═══ TEXTE DE LA PAGE ═══

Putréfaction (sourde, froide, mesquine)

Le réalisateur de The Square sait donc ce qui heurte le chaland et notamment le bourgeois, au point de le troubler dans ses convictions molles et son style pacifique : le vol de portable ! Ce ne serait pas une simple possession – c'est à peu près tout ce qu'il y a de sacré dans ce qui peut agrémenter un homme civilisé dans les années 2010. Le reste, l'honneur actif en premier lieu, celui qui se conquiert (à distinguer de celui qui se protège), l'acte désintéressé, a été évacué – c'est bien gratifiant de faire dans le noble mais ça ne nourri personne et puis, si personne n'est là pour le voir et applaudir, à quoi bon ?


Ostlund avait déjà dit l'essentiel avec ce premier opus, qui rend la suite inutile. L'exagération et la complaisance y règnent déjà. Par goût de l'indigne et de l'apparence 'sérieuse' la mise en scène s'étale gratuitement sur des détails odieux ou sur du pathétique sans substance, plus agaçant (voire écœurant) que véritablement émouvant. Play exhibe un monde apathique et hypocrite, doucement tiré vers le fond par l'individualisme, accablé par ses racailles locales ou importées. Les fabricants de cette chose en rajoutent pour souligner l'hypocrisie, dresser le constat misanthrope, en évitant la violence directe et laissant les pires outrances hors-champ. Des scènes débiles abondent pour singer froidement et parfois avec un faux enthousiasme la débilité mécanique dans le monde. Au maximum le spectateur peut réagir par l'horreur ou la colère, quelquefois par une jubilation superficielle (le passage musical avec les indiens du centre commercial est un bon moment de régression). Il y a un sadisme léger à contempler certains instants pénibles, par exemple le défi des cent pompes imposé à un enfant. On doit compatir, être révolté, mais notre voyeurisme aussi est convoqué. Ceux qui aiment s'enfoncer dans des situations pourries pour voir ce qu'il en sort et sentir monter la tension n'auront qu'à se projeter.

═══ ENREGISTREMENTS LISTÉS ═══

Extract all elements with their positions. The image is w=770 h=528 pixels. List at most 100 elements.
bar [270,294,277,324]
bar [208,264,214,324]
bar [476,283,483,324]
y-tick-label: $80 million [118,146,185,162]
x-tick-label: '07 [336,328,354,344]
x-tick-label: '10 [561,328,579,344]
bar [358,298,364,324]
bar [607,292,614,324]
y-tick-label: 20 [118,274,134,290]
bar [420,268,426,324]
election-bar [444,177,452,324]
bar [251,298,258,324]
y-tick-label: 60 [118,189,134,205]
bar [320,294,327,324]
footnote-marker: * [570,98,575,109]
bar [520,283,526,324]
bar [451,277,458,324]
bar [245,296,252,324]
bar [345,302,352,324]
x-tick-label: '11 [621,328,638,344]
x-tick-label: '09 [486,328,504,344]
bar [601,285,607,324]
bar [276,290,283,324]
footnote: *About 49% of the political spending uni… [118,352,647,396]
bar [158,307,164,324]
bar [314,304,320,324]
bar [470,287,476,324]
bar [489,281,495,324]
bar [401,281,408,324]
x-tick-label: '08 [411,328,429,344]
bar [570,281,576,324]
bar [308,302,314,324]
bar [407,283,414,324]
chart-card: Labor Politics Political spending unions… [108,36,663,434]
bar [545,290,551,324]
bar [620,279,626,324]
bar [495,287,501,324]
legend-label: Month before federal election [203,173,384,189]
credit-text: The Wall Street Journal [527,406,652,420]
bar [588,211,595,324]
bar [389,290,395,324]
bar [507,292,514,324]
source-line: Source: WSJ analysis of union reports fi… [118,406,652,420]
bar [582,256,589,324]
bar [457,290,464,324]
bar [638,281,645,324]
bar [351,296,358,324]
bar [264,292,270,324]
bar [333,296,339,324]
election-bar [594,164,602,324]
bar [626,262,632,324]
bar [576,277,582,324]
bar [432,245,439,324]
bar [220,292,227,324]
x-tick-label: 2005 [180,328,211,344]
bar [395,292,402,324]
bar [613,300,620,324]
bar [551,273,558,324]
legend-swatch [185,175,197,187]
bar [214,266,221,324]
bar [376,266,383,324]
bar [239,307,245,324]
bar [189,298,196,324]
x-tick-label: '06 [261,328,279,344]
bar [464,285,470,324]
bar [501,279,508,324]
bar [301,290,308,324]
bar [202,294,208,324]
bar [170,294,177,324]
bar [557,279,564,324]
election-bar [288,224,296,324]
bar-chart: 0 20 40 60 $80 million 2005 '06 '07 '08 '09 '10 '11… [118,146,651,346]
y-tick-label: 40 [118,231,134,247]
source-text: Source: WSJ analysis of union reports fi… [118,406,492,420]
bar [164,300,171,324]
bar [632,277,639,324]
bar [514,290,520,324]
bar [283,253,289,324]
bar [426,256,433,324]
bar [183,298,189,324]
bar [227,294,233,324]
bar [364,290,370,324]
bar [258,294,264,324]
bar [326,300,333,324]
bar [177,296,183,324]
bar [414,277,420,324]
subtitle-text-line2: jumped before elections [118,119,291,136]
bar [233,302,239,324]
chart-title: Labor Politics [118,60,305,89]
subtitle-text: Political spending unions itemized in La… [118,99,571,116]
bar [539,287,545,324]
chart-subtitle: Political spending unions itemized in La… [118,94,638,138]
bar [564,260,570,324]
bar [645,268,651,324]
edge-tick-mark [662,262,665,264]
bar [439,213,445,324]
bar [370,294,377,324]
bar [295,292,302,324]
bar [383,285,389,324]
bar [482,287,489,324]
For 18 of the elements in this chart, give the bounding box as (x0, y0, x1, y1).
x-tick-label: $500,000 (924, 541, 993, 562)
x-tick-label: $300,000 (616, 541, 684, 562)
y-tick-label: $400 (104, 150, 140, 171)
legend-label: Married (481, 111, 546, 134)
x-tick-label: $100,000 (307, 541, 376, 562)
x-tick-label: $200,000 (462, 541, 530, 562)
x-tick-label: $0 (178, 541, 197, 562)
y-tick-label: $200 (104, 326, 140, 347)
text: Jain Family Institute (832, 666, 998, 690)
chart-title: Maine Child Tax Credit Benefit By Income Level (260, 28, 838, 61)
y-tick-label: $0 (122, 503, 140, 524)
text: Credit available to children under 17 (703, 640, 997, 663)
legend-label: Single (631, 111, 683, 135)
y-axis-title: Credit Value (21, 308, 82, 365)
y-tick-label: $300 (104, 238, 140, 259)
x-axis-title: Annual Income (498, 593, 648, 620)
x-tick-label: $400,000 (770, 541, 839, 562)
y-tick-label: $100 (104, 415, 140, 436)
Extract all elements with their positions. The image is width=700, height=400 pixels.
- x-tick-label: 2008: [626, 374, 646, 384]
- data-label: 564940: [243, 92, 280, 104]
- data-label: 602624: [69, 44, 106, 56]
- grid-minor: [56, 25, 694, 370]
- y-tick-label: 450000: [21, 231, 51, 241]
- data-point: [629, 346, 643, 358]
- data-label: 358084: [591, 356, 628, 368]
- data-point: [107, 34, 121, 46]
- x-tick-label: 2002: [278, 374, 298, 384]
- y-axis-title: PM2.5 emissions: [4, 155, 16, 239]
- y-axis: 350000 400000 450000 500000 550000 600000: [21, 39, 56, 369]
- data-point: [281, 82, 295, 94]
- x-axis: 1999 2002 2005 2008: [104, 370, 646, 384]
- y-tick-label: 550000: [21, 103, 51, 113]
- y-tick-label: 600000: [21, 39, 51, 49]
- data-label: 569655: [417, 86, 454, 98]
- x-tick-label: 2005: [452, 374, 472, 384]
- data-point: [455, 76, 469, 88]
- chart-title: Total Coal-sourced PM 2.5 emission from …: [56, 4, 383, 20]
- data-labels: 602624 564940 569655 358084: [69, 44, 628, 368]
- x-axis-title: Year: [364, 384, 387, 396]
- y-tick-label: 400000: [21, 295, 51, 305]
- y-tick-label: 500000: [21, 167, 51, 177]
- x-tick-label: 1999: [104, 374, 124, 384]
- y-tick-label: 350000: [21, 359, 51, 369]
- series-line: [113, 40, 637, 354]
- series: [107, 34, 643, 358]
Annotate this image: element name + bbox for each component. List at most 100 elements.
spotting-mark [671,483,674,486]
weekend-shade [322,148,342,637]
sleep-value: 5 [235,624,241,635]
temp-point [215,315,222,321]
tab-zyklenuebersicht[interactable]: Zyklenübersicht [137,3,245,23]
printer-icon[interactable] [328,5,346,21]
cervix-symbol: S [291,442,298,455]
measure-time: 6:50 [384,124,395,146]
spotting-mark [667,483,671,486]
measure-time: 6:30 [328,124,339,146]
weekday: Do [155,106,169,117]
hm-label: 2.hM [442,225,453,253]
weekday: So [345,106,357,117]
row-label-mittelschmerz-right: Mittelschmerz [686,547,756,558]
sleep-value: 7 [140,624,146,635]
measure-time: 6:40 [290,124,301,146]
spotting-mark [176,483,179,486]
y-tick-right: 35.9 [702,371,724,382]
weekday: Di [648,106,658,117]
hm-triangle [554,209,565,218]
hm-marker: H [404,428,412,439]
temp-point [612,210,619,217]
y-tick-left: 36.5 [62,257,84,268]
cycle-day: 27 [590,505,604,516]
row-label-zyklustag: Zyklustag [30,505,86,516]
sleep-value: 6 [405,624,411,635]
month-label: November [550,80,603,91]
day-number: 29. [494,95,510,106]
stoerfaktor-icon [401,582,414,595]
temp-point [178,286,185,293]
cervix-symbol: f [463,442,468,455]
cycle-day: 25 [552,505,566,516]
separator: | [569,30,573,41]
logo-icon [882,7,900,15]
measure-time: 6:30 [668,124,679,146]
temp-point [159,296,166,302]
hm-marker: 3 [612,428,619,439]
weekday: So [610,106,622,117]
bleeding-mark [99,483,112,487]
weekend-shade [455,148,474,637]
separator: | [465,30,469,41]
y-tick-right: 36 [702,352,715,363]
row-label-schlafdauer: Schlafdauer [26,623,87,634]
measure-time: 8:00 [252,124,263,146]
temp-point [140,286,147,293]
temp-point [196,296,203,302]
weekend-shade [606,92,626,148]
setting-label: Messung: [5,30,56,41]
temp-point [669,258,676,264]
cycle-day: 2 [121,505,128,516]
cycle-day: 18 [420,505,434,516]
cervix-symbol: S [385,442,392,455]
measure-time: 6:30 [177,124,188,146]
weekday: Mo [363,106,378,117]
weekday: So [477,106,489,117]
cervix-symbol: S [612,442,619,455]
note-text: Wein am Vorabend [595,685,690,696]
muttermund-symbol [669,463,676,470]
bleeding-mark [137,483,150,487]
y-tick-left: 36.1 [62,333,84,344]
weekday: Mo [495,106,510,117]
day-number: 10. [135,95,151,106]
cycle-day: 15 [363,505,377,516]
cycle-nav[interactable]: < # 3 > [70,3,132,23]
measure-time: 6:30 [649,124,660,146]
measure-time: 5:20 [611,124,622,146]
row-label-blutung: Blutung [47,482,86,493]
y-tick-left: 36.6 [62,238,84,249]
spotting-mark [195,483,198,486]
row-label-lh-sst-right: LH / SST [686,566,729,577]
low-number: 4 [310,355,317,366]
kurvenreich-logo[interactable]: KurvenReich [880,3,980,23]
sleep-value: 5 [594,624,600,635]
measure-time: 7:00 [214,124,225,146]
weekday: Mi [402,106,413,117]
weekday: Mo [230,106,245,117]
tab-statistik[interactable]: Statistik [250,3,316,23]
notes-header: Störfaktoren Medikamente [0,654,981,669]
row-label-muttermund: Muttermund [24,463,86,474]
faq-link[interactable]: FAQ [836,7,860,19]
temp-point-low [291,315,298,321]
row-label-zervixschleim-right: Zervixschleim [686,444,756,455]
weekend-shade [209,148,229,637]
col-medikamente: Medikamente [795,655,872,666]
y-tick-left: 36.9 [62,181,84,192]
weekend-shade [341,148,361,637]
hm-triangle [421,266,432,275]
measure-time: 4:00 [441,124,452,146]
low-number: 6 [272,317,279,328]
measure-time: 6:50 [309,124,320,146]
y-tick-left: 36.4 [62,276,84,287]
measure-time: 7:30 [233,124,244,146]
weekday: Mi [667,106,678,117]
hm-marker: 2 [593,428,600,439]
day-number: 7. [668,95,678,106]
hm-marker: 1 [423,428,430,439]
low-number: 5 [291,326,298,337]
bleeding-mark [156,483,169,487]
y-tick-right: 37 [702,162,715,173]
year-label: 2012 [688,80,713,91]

═══

CONSIGNES:
**A.** Réécrivez, s'il vous plaît, le passage de la critique de Play qui commence aux mots « Putréfaction (sourde, froide, mesquine) » et s'arrête après « à quoi bon ? », en remplaçant « portable » par « smartphone ».
**B.** Répondez aux questions suivantes d'après la critique de Play.
(i) Qu'est-ce qui heurte le chaland et notamment le bourgeois ?
(ii) Quel défi est imposé à un enfant ?
(iii) Avec qui se déroule le passage musical du centre commercial ?

SOLUTIONS PAR CONSIGNE:
**A.**
Putréfaction (sourde, froide, mesquine)

Le réalisateur de The Square sait donc ce qui heurte le chaland et notamment le bourgeois, au point de le troubler dans ses convictions molles et son style pacifique : le vol de smartphone ! Ce ne serait pas une simple possession – c'est à peu près tout ce qu'il y a de sacré dans ce qui peut agrémenter un homme civilisé dans les années 2010. Le reste, l'honneur actif en premier lieu, celui qui se conquiert (à distinguer de celui qui se protège), l'acte désintéressé, a été évacué – c'est bien gratifiant de faire dans le noble mais ça ne nourri personne et puis, si personne n'est là pour le voir et applaudir, à quoi bon ?

**B.**
(i) Le vol de portable.
(ii) Le défi des cent pompes.
(iii) Avec les indiens.